**GOAL OF THE EXERCISE**. Reproduce the lines of data below without any changes.

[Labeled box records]
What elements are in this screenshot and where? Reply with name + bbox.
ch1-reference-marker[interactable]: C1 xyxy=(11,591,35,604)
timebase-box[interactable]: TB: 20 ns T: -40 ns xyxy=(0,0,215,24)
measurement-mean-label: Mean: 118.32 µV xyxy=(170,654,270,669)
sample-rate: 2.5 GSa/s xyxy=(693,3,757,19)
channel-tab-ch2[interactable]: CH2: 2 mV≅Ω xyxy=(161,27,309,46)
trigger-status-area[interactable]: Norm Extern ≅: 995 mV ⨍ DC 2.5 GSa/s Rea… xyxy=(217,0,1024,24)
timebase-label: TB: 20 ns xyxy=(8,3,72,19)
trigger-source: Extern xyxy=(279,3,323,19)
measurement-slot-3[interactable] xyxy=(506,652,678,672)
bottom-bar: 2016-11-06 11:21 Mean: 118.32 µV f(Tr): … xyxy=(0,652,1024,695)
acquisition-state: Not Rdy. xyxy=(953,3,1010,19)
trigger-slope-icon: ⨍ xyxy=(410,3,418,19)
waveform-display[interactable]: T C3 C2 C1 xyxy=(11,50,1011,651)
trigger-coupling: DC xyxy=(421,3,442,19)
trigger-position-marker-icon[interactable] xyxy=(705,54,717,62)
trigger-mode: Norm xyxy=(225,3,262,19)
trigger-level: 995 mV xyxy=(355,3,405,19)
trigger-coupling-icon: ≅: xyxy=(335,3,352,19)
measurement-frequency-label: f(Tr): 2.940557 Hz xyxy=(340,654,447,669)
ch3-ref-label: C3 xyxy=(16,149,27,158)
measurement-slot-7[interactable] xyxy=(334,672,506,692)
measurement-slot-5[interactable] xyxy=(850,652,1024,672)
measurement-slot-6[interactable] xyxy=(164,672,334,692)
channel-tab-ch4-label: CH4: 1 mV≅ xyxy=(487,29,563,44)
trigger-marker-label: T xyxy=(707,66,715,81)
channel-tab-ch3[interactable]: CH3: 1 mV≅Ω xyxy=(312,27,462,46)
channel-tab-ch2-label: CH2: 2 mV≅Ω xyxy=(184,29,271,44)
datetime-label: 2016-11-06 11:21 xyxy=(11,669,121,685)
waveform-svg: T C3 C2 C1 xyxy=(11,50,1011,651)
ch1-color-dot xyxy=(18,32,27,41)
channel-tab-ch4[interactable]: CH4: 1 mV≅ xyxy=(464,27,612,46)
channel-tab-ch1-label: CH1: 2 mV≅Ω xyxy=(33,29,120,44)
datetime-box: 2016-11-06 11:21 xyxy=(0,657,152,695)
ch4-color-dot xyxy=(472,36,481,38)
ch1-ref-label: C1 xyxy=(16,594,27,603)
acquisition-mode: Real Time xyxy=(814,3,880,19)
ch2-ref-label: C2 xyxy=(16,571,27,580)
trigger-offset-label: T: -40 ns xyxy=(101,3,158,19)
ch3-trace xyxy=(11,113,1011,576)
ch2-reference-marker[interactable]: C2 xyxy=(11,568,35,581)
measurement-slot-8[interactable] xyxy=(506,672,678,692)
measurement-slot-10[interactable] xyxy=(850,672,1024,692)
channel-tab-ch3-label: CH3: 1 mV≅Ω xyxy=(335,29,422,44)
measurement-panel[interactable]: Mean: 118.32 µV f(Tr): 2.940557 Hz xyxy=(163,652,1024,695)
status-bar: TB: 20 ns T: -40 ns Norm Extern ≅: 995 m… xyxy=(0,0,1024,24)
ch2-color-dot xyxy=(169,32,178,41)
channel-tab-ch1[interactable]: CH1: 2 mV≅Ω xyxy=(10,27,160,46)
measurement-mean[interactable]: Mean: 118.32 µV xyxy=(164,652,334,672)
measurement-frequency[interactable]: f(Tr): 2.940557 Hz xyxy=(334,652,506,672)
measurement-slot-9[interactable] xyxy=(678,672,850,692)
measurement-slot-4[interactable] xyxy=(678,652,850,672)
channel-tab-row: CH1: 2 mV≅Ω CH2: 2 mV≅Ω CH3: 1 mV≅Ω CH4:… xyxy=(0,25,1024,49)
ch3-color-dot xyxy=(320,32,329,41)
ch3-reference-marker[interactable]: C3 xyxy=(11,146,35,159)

**RESULT OF THIS TASK**.
What elements are in this screenshot and where? Reply with name + bbox.
ch1-reference-marker[interactable]: C1 xyxy=(11,591,35,604)
timebase-box[interactable]: TB: 20 ns T: -40 ns xyxy=(0,0,215,24)
measurement-mean-label: Mean: 118.32 µV xyxy=(170,654,270,669)
sample-rate: 2.5 GSa/s xyxy=(693,3,757,19)
channel-tab-ch2[interactable]: CH2: 2 mV≅Ω xyxy=(161,27,309,46)
trigger-status-area[interactable]: Norm Extern ≅: 995 mV ⨍ DC 2.5 GSa/s Rea… xyxy=(217,0,1024,24)
timebase-label: TB: 20 ns xyxy=(8,3,72,19)
trigger-source: Extern xyxy=(279,3,323,19)
measurement-slot-3[interactable] xyxy=(506,652,678,672)
bottom-bar: 2016-11-06 11:21 Mean: 118.32 µV f(Tr): … xyxy=(0,652,1024,695)
acquisition-state: Not Rdy. xyxy=(953,3,1010,19)
trigger-slope-icon: ⨍ xyxy=(410,3,418,19)
waveform-display[interactable]: T C3 C2 C1 xyxy=(11,50,1011,651)
trigger-coupling: DC xyxy=(421,3,442,19)
trigger-position-marker-icon[interactable] xyxy=(705,54,717,62)
trigger-mode: Norm xyxy=(225,3,262,19)
trigger-level: 995 mV xyxy=(355,3,405,19)
trigger-coupling-icon: ≅: xyxy=(335,3,352,19)
measurement-frequency-label: f(Tr): 2.940557 Hz xyxy=(340,654,447,669)
ch3-ref-label: C3 xyxy=(16,149,27,158)
measurement-slot-7[interactable] xyxy=(334,672,506,692)
measurement-slot-5[interactable] xyxy=(850,652,1024,672)
measurement-slot-6[interactable] xyxy=(164,672,334,692)
channel-tab-ch4-label: CH4: 1 mV≅ xyxy=(487,29,563,44)
trigger-marker-label: T xyxy=(707,66,715,81)
channel-tab-ch3[interactable]: CH3: 1 mV≅Ω xyxy=(312,27,462,46)
channel-tab-ch2-label: CH2: 2 mV≅Ω xyxy=(184,29,271,44)
datetime-label: 2016-11-06 11:21 xyxy=(11,669,121,685)
waveform-svg: T C3 C2 C1 xyxy=(11,50,1011,651)
ch1-color-dot xyxy=(18,32,27,41)
channel-tab-ch4[interactable]: CH4: 1 mV≅ xyxy=(464,27,612,46)
channel-tab-ch1-label: CH1: 2 mV≅Ω xyxy=(33,29,120,44)
datetime-box: 2016-11-06 11:21 xyxy=(0,657,152,695)
ch4-color-dot xyxy=(472,36,481,38)
ch1-ref-label: C1 xyxy=(16,594,27,603)
acquisition-mode: Real Time xyxy=(814,3,880,19)
ch2-ref-label: C2 xyxy=(16,571,27,580)
trigger-offset-label: T: -40 ns xyxy=(101,3,158,19)
ch3-trace xyxy=(11,113,1011,576)
ch2-reference-marker[interactable]: C2 xyxy=(11,568,35,581)
measurement-slot-8[interactable] xyxy=(506,672,678,692)
measurement-slot-10[interactable] xyxy=(850,672,1024,692)
channel-tab-ch3-label: CH3: 1 mV≅Ω xyxy=(335,29,422,44)
measurement-panel[interactable]: Mean: 118.32 µV f(Tr): 2.940557 Hz xyxy=(163,652,1024,695)
status-bar: TB: 20 ns T: -40 ns Norm Extern ≅: 995 m… xyxy=(0,0,1024,24)
ch2-color-dot xyxy=(169,32,178,41)
channel-tab-ch1[interactable]: CH1: 2 mV≅Ω xyxy=(10,27,160,46)
measurement-mean[interactable]: Mean: 118.32 µV xyxy=(164,652,334,672)
measurement-frequency[interactable]: f(Tr): 2.940557 Hz xyxy=(334,652,506,672)
measurement-slot-9[interactable] xyxy=(678,672,850,692)
measurement-slot-4[interactable] xyxy=(678,652,850,672)
channel-tab-row: CH1: 2 mV≅Ω CH2: 2 mV≅Ω CH3: 1 mV≅Ω CH4:… xyxy=(0,25,1024,49)
ch3-color-dot xyxy=(320,32,329,41)
ch3-reference-marker[interactable]: C3 xyxy=(11,146,35,159)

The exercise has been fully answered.